» **WHAT THIS TASK INVOLVES**:
Each record must be reproduced exactly as it is shown.

--- START GIVEN DATA ---

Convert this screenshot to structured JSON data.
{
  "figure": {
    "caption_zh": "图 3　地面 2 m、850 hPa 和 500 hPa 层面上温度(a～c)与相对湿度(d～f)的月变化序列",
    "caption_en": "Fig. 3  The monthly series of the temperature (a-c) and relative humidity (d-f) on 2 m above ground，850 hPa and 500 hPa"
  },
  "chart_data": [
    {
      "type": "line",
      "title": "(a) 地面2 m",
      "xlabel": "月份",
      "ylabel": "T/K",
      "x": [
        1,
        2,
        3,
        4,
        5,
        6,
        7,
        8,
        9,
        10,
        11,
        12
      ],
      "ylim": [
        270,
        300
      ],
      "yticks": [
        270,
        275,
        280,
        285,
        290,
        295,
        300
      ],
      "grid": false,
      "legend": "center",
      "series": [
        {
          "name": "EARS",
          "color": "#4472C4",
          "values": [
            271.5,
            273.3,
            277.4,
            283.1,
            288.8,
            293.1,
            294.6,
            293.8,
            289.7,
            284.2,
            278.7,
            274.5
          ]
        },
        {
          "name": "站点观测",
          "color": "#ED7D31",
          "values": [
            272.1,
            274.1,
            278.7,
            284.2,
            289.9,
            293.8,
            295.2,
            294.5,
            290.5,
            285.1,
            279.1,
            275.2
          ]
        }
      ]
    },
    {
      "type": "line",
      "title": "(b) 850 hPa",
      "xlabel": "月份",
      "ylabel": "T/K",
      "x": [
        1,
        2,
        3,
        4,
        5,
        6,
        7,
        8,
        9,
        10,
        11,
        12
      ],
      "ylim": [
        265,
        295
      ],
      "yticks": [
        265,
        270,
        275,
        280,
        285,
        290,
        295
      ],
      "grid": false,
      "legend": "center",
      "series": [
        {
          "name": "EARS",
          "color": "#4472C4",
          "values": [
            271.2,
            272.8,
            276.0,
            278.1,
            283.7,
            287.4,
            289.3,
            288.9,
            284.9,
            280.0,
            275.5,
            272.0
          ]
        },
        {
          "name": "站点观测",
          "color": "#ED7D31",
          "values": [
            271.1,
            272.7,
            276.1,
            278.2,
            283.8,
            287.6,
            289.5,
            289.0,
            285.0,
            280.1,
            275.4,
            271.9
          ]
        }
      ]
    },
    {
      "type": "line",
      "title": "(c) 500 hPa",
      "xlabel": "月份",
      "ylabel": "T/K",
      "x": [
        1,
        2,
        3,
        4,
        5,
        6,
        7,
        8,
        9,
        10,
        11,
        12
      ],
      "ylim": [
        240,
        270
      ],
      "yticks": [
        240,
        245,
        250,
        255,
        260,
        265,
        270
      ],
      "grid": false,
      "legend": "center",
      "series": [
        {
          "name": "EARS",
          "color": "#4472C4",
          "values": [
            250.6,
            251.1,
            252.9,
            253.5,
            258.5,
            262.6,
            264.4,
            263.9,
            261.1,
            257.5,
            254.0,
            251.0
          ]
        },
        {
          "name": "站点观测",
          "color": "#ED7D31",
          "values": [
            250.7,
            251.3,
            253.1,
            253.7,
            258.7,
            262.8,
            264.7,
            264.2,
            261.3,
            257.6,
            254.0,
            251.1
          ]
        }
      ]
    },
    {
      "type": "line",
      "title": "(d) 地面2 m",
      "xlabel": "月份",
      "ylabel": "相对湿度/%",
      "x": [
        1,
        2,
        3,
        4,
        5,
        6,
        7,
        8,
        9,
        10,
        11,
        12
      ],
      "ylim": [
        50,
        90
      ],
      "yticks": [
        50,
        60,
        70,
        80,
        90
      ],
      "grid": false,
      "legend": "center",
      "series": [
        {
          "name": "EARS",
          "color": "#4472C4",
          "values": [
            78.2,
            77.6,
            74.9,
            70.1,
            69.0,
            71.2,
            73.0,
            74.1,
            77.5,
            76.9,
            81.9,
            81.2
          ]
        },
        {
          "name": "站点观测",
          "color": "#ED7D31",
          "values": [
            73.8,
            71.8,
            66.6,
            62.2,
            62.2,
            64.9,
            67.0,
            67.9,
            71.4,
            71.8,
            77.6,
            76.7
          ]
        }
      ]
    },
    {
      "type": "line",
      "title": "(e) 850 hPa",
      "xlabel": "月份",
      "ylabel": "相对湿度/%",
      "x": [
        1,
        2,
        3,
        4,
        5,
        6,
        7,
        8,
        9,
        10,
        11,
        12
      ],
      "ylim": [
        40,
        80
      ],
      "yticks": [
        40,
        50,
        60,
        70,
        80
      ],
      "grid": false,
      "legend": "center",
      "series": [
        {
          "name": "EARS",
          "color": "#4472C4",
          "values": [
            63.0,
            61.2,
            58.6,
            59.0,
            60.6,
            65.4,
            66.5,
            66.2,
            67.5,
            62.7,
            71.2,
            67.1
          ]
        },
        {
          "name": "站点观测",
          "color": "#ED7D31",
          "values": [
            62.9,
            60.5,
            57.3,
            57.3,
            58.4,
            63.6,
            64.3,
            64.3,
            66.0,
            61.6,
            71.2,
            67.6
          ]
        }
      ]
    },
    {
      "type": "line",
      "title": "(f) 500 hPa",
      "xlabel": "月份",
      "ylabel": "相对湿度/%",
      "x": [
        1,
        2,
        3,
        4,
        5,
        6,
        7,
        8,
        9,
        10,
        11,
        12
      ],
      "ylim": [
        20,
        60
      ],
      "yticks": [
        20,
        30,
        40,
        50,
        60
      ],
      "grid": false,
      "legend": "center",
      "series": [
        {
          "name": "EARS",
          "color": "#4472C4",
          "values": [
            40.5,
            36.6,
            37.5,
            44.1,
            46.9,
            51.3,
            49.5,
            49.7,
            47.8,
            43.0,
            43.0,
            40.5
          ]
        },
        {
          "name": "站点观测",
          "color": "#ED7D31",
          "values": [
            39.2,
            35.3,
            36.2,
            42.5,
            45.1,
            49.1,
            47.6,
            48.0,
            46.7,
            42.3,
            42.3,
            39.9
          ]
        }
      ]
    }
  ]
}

--- END GIVEN DATA ---

» **RESULT**:
Convert this screenshot to structured JSON data.
{
  "figure": {
    "caption_zh": "图 3　地面 2 m、850 hPa 和 500 hPa 层面上温度(a～c)与相对湿度(d～f)的月变化序列",
    "caption_en": "Fig. 3  The monthly series of the temperature (a-c) and relative humidity (d-f) on 2 m above ground，850 hPa and 500 hPa"
  },
  "chart_data": [
    {
      "type": "line",
      "title": "(a) 地面2 m",
      "xlabel": "月份",
      "ylabel": "T/K",
      "x": [
        1,
        2,
        3,
        4,
        5,
        6,
        7,
        8,
        9,
        10,
        11,
        12
      ],
      "ylim": [
        270,
        300
      ],
      "yticks": [
        270,
        275,
        280,
        285,
        290,
        295,
        300
      ],
      "grid": false,
      "legend": "center",
      "series": [
        {
          "name": "EARS",
          "color": "#4472C4",
          "values": [
            271.5,
            273.3,
            277.4,
            283.1,
            288.8,
            293.1,
            294.6,
            293.8,
            289.7,
            284.2,
            278.7,
            274.5
          ]
        },
        {
          "name": "站点观测",
          "color": "#ED7D31",
          "values": [
            272.1,
            274.1,
            278.7,
            284.2,
            289.9,
            293.8,
            295.2,
            294.5,
            290.5,
            285.1,
            279.1,
            275.2
          ]
        }
      ]
    },
    {
      "type": "line",
      "title": "(b) 850 hPa",
      "xlabel": "月份",
      "ylabel": "T/K",
      "x": [
        1,
        2,
        3,
        4,
        5,
        6,
        7,
        8,
        9,
        10,
        11,
        12
      ],
      "ylim": [
        265,
        295
      ],
      "yticks": [
        265,
        270,
        275,
        280,
        285,
        290,
        295
      ],
      "grid": false,
      "legend": "center",
      "series": [
        {
          "name": "EARS",
          "color": "#4472C4",
          "values": [
            271.2,
            272.8,
            276.0,
            278.1,
            283.7,
            287.4,
            289.3,
            288.9,
            284.9,
            280.0,
            275.5,
            272.0
          ]
        },
        {
          "name": "站点观测",
          "color": "#ED7D31",
          "values": [
            271.1,
            272.7,
            276.1,
            278.2,
            283.8,
            287.6,
            289.5,
            289.0,
            285.0,
            280.1,
            275.4,
            271.9
          ]
        }
      ]
    },
    {
      "type": "line",
      "title": "(c) 500 hPa",
      "xlabel": "月份",
      "ylabel": "T/K",
      "x": [
        1,
        2,
        3,
        4,
        5,
        6,
        7,
        8,
        9,
        10,
        11,
        12
      ],
      "ylim": [
        240,
        270
      ],
      "yticks": [
        240,
        245,
        250,
        255,
        260,
        265,
        270
      ],
      "grid": false,
      "legend": "center",
      "series": [
        {
          "name": "EARS",
          "color": "#4472C4",
          "values": [
            250.6,
            251.1,
            252.9,
            253.5,
            258.5,
            262.6,
            264.4,
            263.9,
            261.1,
            257.5,
            254.0,
            251.0
          ]
        },
        {
          "name": "站点观测",
          "color": "#ED7D31",
          "values": [
            250.7,
            251.3,
            253.1,
            253.7,
            258.7,
            262.8,
            264.7,
            264.2,
            261.3,
            257.6,
            254.0,
            251.1
          ]
        }
      ]
    },
    {
      "type": "line",
      "title": "(d) 地面2 m",
      "xlabel": "月份",
      "ylabel": "相对湿度/%",
      "x": [
        1,
        2,
        3,
        4,
        5,
        6,
        7,
        8,
        9,
        10,
        11,
        12
      ],
      "ylim": [
        50,
        90
      ],
      "yticks": [
        50,
        60,
        70,
        80,
        90
      ],
      "grid": false,
      "legend": "center",
      "series": [
        {
          "name": "EARS",
          "color": "#4472C4",
          "values": [
            78.2,
            77.6,
            74.9,
            70.1,
            69.0,
            71.2,
            73.0,
            74.1,
            77.5,
            76.9,
            81.9,
            81.2
          ]
        },
        {
          "name": "站点观测",
          "color": "#ED7D31",
          "values": [
            73.8,
            71.8,
            66.6,
            62.2,
            62.2,
            64.9,
            67.0,
            67.9,
            71.4,
            71.8,
            77.6,
            76.7
          ]
        }
      ]
    },
    {
      "type": "line",
      "title": "(e) 850 hPa",
      "xlabel": "月份",
      "ylabel": "相对湿度/%",
      "x": [
        1,
        2,
        3,
        4,
        5,
        6,
        7,
        8,
        9,
        10,
        11,
        12
      ],
      "ylim": [
        40,
        80
      ],
      "yticks": [
        40,
        50,
        60,
        70,
        80
      ],
      "grid": false,
      "legend": "center",
      "series": [
        {
          "name": "EARS",
          "color": "#4472C4",
          "values": [
            63.0,
            61.2,
            58.6,
            59.0,
            60.6,
            65.4,
            66.5,
            66.2,
            67.5,
            62.7,
            71.2,
            67.1
          ]
        },
        {
          "name": "站点观测",
          "color": "#ED7D31",
          "values": [
            62.9,
            60.5,
            57.3,
            57.3,
            58.4,
            63.6,
            64.3,
            64.3,
            66.0,
            61.6,
            71.2,
            67.6
          ]
        }
      ]
    },
    {
      "type": "line",
      "title": "(f) 500 hPa",
      "xlabel": "月份",
      "ylabel": "相对湿度/%",
      "x": [
        1,
        2,
        3,
        4,
        5,
        6,
        7,
        8,
        9,
        10,
        11,
        12
      ],
      "ylim": [
        20,
        60
      ],
      "yticks": [
        20,
        30,
        40,
        50,
        60
      ],
      "grid": false,
      "legend": "center",
      "series": [
        {
          "name": "EARS",
          "color": "#4472C4",
          "values": [
            40.5,
            36.6,
            37.5,
            44.1,
            46.9,
            51.3,
            49.5,
            49.7,
            47.8,
            43.0,
            43.0,
            40.5
          ]
        },
        {
          "name": "站点观测",
          "color": "#ED7D31",
          "values": [
            39.2,
            35.3,
            36.2,
            42.5,
            45.1,
            49.1,
            47.6,
            48.0,
            46.7,
            42.3,
            42.3,
            39.9
          ]
        }
      ]
    }
  ]
}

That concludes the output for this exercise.